# start of Dataset records
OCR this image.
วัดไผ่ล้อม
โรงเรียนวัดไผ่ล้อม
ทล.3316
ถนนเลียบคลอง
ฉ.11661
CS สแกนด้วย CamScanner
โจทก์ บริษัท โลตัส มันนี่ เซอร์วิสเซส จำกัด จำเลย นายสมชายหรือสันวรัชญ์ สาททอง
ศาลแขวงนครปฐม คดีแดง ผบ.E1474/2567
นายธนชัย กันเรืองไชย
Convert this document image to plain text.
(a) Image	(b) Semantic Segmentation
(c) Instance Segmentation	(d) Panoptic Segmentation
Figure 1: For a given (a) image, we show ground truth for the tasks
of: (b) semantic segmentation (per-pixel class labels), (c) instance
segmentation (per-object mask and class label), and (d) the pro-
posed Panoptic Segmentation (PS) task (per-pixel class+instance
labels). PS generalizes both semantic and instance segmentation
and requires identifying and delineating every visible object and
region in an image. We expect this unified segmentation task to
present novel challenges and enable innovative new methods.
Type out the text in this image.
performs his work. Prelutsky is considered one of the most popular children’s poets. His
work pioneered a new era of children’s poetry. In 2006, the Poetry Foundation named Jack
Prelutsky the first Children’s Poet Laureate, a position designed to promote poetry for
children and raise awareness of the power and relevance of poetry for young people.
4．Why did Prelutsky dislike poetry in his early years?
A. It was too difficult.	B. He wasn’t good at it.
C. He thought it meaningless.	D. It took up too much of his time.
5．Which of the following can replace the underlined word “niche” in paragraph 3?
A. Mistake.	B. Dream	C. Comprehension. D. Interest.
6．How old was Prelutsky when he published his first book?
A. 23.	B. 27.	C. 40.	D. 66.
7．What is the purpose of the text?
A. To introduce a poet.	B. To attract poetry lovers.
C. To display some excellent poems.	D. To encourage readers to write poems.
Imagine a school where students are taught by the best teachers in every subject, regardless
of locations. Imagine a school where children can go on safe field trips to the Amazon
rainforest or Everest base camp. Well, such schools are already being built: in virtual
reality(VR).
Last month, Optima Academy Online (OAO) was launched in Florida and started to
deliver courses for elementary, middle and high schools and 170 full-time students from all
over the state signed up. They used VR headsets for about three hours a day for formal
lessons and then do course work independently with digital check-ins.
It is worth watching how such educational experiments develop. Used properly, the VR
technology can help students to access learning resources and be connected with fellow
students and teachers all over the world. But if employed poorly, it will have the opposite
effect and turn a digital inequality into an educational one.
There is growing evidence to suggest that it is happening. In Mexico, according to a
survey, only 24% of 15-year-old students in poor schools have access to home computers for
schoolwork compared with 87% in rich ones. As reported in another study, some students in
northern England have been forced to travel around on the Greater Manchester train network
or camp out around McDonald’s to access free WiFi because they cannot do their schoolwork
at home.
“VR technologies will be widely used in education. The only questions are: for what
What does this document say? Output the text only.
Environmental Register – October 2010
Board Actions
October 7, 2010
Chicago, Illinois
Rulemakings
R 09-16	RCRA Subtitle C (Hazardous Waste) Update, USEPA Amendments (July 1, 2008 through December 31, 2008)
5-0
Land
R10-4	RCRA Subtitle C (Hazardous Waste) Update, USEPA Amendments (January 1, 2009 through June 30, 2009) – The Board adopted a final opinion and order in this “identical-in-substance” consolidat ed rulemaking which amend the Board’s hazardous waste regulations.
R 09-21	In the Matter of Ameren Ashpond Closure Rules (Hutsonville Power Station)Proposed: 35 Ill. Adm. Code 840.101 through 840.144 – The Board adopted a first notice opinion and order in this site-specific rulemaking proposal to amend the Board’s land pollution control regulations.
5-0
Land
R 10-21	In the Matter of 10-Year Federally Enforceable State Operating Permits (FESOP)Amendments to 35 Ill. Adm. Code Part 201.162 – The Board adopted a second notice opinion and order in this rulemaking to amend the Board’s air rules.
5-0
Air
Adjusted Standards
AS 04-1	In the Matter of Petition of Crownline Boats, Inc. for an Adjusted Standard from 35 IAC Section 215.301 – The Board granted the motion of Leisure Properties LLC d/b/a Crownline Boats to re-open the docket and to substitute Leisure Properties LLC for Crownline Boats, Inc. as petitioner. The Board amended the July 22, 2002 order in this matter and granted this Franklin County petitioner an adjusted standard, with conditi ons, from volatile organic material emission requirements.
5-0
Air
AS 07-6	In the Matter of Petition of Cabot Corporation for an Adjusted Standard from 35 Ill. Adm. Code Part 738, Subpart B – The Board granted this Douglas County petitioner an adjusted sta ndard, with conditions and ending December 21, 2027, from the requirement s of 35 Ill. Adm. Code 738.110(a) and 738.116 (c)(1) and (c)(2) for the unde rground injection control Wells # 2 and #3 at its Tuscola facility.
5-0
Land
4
# end of Dataset records
_Written exercise:_ Find every line containing the word "Waste", then give the total and nothing more.

_Written answer:_ 2